Do this
Restate every entry word for word.

Data in this exercise
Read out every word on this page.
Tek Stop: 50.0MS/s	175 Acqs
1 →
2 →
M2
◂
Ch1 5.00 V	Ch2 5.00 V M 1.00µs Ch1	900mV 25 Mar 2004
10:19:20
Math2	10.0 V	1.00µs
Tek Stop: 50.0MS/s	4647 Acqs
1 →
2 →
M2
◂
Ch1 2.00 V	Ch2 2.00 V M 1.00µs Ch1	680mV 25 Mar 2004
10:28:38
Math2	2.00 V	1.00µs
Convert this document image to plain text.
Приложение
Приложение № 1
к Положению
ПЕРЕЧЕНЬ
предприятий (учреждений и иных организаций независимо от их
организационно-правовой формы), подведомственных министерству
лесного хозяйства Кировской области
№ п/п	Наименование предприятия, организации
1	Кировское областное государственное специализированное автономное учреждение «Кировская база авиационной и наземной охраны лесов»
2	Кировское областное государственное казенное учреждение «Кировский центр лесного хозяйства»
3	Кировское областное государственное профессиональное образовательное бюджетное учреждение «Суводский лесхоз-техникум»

Answer in full
Read out every word on this page.
Tek Stop: 50.0MS/s	175 Acqs
1 →
2 →
M2
◂
Ch1 5.00 V	Ch2 5.00 V M 1.00µs Ch1	900mV 25 Mar 2004
10:19:20
Math2	10.0 V	1.00µs
Tek Stop: 50.0MS/s	4647 Acqs
1 →
2 →
M2
◂
Ch1 2.00 V	Ch2 2.00 V M 1.00µs Ch1	680mV 25 Mar 2004
10:28:38
Math2	2.00 V	1.00µs
Convert this document image to plain text.
Приложение
Приложение № 1
к Положению
ПЕРЕЧЕНЬ
предприятий (учреждений и иных организаций независимо от их
организационно-правовой формы), подведомственных министерству
лесного хозяйства Кировской области
№ п/п	Наименование предприятия, организации
1	Кировское областное государственное специализированное автономное учреждение «Кировская база авиационной и наземной охраны лесов»
2	Кировское областное государственное казенное учреждение «Кировский центр лесного хозяйства»
3	Кировское областное государственное профессиональное образовательное бюджетное учреждение «Суводский лесхоз-техникум»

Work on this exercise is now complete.